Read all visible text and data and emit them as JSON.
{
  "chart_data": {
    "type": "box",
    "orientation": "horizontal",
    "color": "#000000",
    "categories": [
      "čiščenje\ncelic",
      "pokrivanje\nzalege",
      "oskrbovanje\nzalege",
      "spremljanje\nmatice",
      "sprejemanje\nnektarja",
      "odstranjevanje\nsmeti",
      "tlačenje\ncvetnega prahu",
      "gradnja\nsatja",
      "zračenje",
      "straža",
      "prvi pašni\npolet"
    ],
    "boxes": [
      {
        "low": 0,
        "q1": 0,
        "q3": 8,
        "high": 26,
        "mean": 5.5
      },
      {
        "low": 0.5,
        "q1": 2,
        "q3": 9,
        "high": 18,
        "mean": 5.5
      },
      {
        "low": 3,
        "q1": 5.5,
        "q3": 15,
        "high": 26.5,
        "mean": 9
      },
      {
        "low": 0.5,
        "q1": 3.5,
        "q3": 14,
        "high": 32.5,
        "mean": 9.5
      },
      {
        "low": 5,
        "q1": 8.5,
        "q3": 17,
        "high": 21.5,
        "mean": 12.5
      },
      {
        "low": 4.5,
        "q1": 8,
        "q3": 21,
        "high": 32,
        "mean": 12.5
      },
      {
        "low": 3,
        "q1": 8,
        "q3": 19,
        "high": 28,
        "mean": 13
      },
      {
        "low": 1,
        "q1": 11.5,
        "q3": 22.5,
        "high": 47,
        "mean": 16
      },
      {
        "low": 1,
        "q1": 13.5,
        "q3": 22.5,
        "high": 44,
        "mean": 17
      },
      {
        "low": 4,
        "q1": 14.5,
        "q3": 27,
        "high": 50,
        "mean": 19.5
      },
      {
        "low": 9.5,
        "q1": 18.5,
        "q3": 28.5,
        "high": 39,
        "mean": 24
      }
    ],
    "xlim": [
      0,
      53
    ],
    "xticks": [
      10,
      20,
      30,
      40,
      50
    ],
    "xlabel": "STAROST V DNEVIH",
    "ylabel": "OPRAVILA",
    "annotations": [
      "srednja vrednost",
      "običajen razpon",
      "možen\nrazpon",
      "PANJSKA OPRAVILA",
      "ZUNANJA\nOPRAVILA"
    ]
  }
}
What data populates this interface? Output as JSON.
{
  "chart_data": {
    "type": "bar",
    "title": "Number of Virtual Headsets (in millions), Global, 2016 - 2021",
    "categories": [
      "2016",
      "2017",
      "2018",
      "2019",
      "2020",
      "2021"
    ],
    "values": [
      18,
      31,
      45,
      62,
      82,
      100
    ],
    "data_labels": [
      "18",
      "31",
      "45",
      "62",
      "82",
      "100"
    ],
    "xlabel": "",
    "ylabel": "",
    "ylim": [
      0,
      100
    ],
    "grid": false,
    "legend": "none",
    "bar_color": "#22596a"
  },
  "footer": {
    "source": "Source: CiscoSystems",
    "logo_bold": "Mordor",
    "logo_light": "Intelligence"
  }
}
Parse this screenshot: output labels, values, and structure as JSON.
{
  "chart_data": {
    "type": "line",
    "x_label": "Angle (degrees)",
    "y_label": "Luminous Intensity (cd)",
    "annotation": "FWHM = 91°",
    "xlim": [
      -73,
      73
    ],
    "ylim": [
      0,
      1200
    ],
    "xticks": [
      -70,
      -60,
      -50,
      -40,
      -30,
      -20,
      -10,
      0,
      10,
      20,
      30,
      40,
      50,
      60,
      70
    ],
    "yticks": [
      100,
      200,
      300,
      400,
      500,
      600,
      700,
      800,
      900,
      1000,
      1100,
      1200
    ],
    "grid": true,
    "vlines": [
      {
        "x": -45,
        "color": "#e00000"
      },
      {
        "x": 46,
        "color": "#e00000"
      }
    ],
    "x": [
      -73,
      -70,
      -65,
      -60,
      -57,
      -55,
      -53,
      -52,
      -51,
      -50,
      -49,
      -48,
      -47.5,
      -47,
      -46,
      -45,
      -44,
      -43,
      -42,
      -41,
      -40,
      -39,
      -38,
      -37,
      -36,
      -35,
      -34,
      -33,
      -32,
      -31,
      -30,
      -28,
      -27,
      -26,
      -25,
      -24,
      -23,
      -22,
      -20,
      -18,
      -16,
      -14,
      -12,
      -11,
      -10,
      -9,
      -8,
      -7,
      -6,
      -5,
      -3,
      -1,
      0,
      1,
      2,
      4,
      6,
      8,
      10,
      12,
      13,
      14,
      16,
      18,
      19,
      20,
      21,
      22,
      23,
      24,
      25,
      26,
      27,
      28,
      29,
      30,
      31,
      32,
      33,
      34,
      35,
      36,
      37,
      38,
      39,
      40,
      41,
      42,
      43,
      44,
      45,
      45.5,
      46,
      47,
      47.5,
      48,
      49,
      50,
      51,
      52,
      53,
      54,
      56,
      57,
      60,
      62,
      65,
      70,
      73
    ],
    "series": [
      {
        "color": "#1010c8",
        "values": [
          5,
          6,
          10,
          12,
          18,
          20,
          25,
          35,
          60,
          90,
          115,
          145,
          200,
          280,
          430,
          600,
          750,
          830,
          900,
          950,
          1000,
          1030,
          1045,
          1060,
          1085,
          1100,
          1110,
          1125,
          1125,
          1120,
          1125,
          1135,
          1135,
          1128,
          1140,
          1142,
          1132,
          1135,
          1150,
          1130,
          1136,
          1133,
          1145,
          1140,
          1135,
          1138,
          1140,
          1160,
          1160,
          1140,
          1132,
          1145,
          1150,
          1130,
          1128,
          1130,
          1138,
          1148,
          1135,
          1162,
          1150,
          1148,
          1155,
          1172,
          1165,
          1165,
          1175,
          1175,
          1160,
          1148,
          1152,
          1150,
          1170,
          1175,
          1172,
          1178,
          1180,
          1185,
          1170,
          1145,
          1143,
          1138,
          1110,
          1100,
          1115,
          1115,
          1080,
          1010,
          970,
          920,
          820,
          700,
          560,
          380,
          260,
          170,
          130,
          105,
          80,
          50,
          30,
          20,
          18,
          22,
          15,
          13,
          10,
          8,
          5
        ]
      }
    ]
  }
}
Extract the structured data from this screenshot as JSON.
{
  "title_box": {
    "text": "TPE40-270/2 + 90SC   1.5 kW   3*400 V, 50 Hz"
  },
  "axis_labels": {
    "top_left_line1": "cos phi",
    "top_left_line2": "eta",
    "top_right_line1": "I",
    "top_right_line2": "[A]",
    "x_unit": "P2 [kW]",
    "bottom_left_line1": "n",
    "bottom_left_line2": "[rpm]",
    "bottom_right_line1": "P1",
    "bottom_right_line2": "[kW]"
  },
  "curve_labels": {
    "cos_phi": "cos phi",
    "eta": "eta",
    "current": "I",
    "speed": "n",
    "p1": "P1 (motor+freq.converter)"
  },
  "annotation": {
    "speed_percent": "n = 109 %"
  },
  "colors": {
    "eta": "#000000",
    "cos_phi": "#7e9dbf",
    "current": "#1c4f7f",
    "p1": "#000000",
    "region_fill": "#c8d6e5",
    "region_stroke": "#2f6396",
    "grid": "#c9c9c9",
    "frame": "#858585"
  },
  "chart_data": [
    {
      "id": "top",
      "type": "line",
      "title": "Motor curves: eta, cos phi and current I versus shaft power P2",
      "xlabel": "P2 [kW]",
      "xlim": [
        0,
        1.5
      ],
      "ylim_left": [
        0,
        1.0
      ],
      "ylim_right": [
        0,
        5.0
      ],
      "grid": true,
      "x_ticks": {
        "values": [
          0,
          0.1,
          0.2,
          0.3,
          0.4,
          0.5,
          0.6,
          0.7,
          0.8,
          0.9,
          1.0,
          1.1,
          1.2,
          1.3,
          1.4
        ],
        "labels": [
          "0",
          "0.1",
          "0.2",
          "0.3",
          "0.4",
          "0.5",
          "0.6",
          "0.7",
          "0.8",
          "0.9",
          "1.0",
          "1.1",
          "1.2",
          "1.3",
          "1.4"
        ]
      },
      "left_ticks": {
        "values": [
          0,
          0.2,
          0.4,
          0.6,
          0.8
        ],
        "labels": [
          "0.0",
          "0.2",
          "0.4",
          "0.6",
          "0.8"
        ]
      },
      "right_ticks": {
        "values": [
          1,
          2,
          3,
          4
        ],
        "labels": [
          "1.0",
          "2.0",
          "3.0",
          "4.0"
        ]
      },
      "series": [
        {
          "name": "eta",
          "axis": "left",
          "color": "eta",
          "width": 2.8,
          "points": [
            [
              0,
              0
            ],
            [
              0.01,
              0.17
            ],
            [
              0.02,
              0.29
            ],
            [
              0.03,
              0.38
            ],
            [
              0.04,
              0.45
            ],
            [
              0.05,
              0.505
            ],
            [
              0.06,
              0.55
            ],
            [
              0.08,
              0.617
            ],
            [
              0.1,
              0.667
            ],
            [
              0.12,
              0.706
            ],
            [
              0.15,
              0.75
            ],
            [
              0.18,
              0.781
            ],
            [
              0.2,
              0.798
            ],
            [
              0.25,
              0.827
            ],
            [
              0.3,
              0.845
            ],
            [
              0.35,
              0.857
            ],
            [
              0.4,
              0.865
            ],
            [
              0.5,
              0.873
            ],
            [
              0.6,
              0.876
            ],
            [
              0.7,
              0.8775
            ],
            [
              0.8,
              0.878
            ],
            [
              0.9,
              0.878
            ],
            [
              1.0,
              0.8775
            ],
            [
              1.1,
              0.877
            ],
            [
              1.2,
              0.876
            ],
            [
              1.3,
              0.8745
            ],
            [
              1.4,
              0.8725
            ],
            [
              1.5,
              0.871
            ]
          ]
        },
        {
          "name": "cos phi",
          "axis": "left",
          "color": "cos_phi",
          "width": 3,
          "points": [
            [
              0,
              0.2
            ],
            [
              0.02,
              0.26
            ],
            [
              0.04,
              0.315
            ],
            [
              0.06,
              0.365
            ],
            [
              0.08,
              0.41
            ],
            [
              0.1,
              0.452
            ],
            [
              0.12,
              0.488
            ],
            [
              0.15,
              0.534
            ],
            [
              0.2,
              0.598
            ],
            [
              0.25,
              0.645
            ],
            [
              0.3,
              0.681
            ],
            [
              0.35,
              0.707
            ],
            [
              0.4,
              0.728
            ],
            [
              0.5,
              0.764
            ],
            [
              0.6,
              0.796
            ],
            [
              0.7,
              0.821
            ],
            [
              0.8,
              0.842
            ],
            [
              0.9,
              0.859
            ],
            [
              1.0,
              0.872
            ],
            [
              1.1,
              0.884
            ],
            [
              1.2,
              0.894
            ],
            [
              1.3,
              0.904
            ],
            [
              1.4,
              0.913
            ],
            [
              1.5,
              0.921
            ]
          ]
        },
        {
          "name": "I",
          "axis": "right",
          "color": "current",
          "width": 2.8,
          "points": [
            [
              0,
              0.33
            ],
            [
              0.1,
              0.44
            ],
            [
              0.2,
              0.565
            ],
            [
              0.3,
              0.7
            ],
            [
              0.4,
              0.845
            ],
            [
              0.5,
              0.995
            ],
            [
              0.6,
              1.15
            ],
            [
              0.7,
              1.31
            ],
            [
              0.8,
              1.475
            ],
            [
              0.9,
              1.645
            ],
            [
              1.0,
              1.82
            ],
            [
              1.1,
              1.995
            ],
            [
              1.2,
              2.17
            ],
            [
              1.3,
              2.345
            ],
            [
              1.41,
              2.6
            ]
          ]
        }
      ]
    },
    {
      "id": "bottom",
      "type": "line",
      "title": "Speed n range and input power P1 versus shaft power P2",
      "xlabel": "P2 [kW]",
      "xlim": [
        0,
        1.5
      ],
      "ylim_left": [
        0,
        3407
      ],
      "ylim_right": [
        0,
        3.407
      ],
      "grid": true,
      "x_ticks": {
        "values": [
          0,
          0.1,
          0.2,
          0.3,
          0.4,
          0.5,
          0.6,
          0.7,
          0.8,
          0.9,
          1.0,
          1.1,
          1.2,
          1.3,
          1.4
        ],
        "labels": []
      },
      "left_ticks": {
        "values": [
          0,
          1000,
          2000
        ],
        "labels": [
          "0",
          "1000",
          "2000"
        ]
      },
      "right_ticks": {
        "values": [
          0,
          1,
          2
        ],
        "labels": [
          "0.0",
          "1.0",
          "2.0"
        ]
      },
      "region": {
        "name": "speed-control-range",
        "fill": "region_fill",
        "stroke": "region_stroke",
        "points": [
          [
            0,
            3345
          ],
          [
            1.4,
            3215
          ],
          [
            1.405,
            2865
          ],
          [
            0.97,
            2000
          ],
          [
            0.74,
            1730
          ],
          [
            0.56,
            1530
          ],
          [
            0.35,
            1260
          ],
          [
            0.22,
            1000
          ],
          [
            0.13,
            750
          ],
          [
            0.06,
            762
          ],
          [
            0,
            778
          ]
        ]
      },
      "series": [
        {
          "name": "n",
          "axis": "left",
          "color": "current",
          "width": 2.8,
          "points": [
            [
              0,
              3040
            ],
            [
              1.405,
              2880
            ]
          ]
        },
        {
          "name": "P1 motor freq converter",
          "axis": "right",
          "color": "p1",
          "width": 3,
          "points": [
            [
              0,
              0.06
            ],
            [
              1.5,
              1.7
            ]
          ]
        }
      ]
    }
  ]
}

---

Copy all lines of the listing above that contain the string "power".

      "title": "Motor curves: eta, cos phi and current I versus shaft power P2",
      "title": "Speed n range and input power P1 versus shaft power P2",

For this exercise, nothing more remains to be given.